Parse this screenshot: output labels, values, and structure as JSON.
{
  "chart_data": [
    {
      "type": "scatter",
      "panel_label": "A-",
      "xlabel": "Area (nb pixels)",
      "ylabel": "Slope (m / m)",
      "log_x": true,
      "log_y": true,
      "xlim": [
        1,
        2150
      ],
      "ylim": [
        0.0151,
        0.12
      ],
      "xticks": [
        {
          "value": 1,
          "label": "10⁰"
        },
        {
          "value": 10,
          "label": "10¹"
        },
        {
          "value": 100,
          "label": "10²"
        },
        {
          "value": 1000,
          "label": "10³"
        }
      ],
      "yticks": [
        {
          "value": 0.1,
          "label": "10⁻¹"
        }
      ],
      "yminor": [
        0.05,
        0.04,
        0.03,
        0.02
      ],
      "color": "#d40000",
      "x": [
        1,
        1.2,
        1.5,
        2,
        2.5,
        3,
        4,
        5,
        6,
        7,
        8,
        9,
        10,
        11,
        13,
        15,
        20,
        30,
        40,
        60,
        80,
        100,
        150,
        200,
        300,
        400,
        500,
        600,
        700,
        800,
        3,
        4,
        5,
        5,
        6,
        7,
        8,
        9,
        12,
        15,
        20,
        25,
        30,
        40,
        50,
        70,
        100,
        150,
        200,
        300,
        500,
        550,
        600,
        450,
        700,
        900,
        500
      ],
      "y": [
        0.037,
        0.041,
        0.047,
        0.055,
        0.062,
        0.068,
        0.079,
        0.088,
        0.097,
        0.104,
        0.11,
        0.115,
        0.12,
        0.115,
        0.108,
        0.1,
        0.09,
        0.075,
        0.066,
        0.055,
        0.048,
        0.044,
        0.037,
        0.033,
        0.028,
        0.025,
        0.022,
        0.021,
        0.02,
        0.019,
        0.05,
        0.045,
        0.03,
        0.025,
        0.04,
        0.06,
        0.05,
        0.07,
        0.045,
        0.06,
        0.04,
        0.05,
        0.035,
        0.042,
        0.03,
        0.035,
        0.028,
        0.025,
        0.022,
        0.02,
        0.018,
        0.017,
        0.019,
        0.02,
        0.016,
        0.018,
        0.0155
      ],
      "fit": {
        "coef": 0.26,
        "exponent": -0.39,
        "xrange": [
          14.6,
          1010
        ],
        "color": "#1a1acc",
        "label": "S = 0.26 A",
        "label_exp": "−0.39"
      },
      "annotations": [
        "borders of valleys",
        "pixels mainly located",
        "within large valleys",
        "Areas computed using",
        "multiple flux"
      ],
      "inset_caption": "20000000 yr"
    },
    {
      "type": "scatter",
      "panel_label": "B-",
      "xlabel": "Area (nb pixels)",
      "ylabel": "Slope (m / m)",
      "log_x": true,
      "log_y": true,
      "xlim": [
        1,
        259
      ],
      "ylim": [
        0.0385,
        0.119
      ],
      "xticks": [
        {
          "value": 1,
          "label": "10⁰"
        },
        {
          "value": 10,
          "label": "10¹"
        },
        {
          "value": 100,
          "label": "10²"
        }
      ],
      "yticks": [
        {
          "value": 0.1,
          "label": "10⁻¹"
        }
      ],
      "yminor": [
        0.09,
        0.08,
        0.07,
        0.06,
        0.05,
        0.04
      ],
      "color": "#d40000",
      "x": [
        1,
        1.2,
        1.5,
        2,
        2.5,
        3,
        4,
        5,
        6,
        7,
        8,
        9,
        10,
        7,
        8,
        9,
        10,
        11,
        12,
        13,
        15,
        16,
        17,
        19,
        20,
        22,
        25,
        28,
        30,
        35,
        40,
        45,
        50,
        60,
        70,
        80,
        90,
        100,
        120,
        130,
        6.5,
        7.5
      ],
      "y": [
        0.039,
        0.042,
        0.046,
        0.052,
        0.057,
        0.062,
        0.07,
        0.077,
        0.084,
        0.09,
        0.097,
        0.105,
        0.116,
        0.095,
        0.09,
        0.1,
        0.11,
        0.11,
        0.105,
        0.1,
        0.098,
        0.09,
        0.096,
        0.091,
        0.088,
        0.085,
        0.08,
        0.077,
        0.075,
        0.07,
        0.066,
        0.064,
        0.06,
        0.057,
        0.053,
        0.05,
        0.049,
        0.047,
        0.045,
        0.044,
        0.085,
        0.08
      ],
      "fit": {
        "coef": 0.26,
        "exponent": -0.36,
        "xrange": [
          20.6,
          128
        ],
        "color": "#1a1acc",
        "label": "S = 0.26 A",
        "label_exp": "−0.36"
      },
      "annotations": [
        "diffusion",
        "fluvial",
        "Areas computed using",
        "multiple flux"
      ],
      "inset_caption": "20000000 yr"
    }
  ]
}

◆ ◆ ◆ ◆ ◆

* Prompt
Restate each entry exactly, skipping none.

* Full output
Parse this screenshot: output labels, values, and structure as JSON.
{
  "chart_data": [
    {
      "type": "scatter",
      "panel_label": "A-",
      "xlabel": "Area (nb pixels)",
      "ylabel": "Slope (m / m)",
      "log_x": true,
      "log_y": true,
      "xlim": [
        1,
        2150
      ],
      "ylim": [
        0.0151,
        0.12
      ],
      "xticks": [
        {
          "value": 1,
          "label": "10⁰"
        },
        {
          "value": 10,
          "label": "10¹"
        },
        {
          "value": 100,
          "label": "10²"
        },
        {
          "value": 1000,
          "label": "10³"
        }
      ],
      "yticks": [
        {
          "value": 0.1,
          "label": "10⁻¹"
        }
      ],
      "yminor": [
        0.05,
        0.04,
        0.03,
        0.02
      ],
      "color": "#d40000",
      "x": [
        1,
        1.2,
        1.5,
        2,
        2.5,
        3,
        4,
        5,
        6,
        7,
        8,
        9,
        10,
        11,
        13,
        15,
        20,
        30,
        40,
        60,
        80,
        100,
        150,
        200,
        300,
        400,
        500,
        600,
        700,
        800,
        3,
        4,
        5,
        5,
        6,
        7,
        8,
        9,
        12,
        15,
        20,
        25,
        30,
        40,
        50,
        70,
        100,
        150,
        200,
        300,
        500,
        550,
        600,
        450,
        700,
        900,
        500
      ],
      "y": [
        0.037,
        0.041,
        0.047,
        0.055,
        0.062,
        0.068,
        0.079,
        0.088,
        0.097,
        0.104,
        0.11,
        0.115,
        0.12,
        0.115,
        0.108,
        0.1,
        0.09,
        0.075,
        0.066,
        0.055,
        0.048,
        0.044,
        0.037,
        0.033,
        0.028,
        0.025,
        0.022,
        0.021,
        0.02,
        0.019,
        0.05,
        0.045,
        0.03,
        0.025,
        0.04,
        0.06,
        0.05,
        0.07,
        0.045,
        0.06,
        0.04,
        0.05,
        0.035,
        0.042,
        0.03,
        0.035,
        0.028,
        0.025,
        0.022,
        0.02,
        0.018,
        0.017,
        0.019,
        0.02,
        0.016,
        0.018,
        0.0155
      ],
      "fit": {
        "coef": 0.26,
        "exponent": -0.39,
        "xrange": [
          14.6,
          1010
        ],
        "color": "#1a1acc",
        "label": "S = 0.26 A",
        "label_exp": "−0.39"
      },
      "annotations": [
        "borders of valleys",
        "pixels mainly located",
        "within large valleys",
        "Areas computed using",
        "multiple flux"
      ],
      "inset_caption": "20000000 yr"
    },
    {
      "type": "scatter",
      "panel_label": "B-",
      "xlabel": "Area (nb pixels)",
      "ylabel": "Slope (m / m)",
      "log_x": true,
      "log_y": true,
      "xlim": [
        1,
        259
      ],
      "ylim": [
        0.0385,
        0.119
      ],
      "xticks": [
        {
          "value": 1,
          "label": "10⁰"
        },
        {
          "value": 10,
          "label": "10¹"
        },
        {
          "value": 100,
          "label": "10²"
        }
      ],
      "yticks": [
        {
          "value": 0.1,
          "label": "10⁻¹"
        }
      ],
      "yminor": [
        0.09,
        0.08,
        0.07,
        0.06,
        0.05,
        0.04
      ],
      "color": "#d40000",
      "x": [
        1,
        1.2,
        1.5,
        2,
        2.5,
        3,
        4,
        5,
        6,
        7,
        8,
        9,
        10,
        7,
        8,
        9,
        10,
        11,
        12,
        13,
        15,
        16,
        17,
        19,
        20,
        22,
        25,
        28,
        30,
        35,
        40,
        45,
        50,
        60,
        70,
        80,
        90,
        100,
        120,
        130,
        6.5,
        7.5
      ],
      "y": [
        0.039,
        0.042,
        0.046,
        0.052,
        0.057,
        0.062,
        0.07,
        0.077,
        0.084,
        0.09,
        0.097,
        0.105,
        0.116,
        0.095,
        0.09,
        0.1,
        0.11,
        0.11,
        0.105,
        0.1,
        0.098,
        0.09,
        0.096,
        0.091,
        0.088,
        0.085,
        0.08,
        0.077,
        0.075,
        0.07,
        0.066,
        0.064,
        0.06,
        0.057,
        0.053,
        0.05,
        0.049,
        0.047,
        0.045,
        0.044,
        0.085,
        0.08
      ],
      "fit": {
        "coef": 0.26,
        "exponent": -0.36,
        "xrange": [
          20.6,
          128
        ],
        "color": "#1a1acc",
        "label": "S = 0.26 A",
        "label_exp": "−0.36"
      },
      "annotations": [
        "diffusion",
        "fluvial",
        "Areas computed using",
        "multiple flux"
      ],
      "inset_caption": "20000000 yr"
    }
  ]
}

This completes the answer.